Entries with figure data:

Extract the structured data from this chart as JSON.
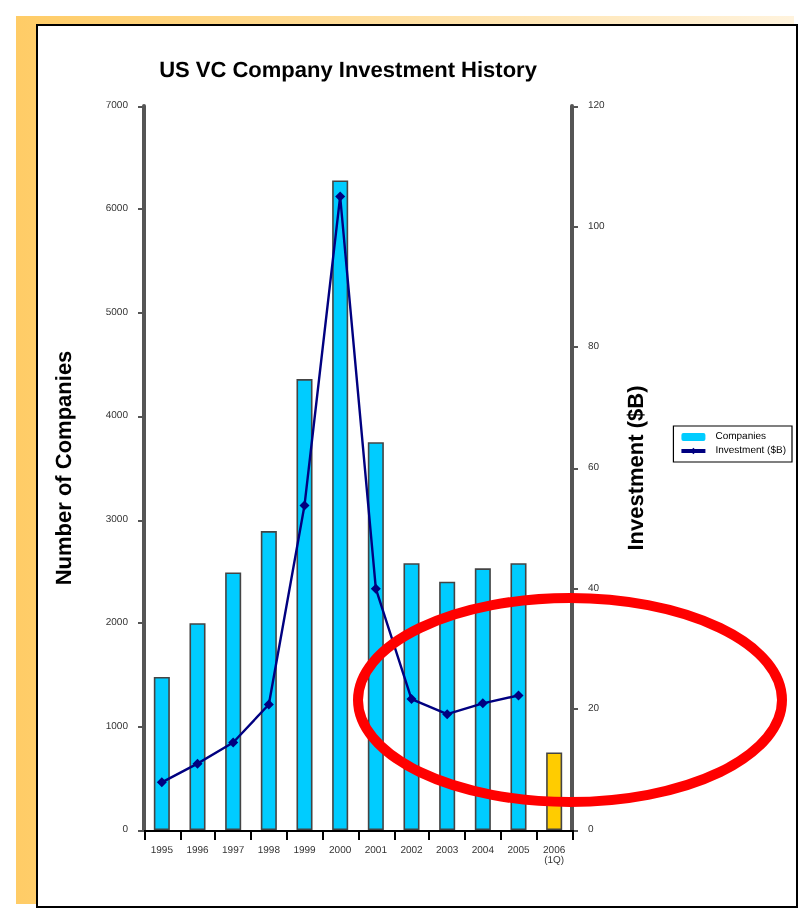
{
  "chart_data": {
    "type": "bar",
    "title": "US VC Company Investment History",
    "categories": [
      "1995",
      "1996",
      "1997",
      "1998",
      "1999",
      "2000",
      "2001",
      "2002",
      "2003",
      "2004",
      "2005",
      "2006\n(1Q)"
    ],
    "series": [
      {
        "name": "Companies",
        "color": "#00ccff",
        "colors": [
          "#00ccff",
          "#00ccff",
          "#00ccff",
          "#00ccff",
          "#00ccff",
          "#00ccff",
          "#00ccff",
          "#00ccff",
          "#00ccff",
          "#00ccff",
          "#00ccff",
          "#ffcc00"
        ],
        "values": [
          1480,
          2000,
          2490,
          2890,
          4360,
          6280,
          3750,
          2580,
          2400,
          2530,
          2580,
          750
        ]
      },
      {
        "name": "Investment ($B)",
        "type": "line",
        "axis": "y2",
        "color": "#000080",
        "marker": "diamond",
        "values": [
          7.9,
          11,
          14.5,
          20.8,
          53.8,
          105,
          40,
          21.7,
          19.2,
          21,
          22.3,
          null
        ]
      }
    ],
    "ylabel": "Number of Companies",
    "y2label": "Investment ($B)",
    "ylim": [
      0,
      7000
    ],
    "yticks": [
      0,
      1000,
      2000,
      3000,
      4000,
      5000,
      6000,
      7000
    ],
    "y2lim": [
      0,
      120
    ],
    "y2ticks": [
      0,
      20,
      40,
      60,
      80,
      100,
      120
    ],
    "grid": false,
    "legend": "right"
  }
}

■ WHAT YOU HAVE TO DO
Identify every line above with the string "Investment" in it. Copy those lines.

■ TASK ANSWER
    "title": "US VC Company Investment History",
        "name": "Investment ($B)",
    "y2label": "Investment ($B)",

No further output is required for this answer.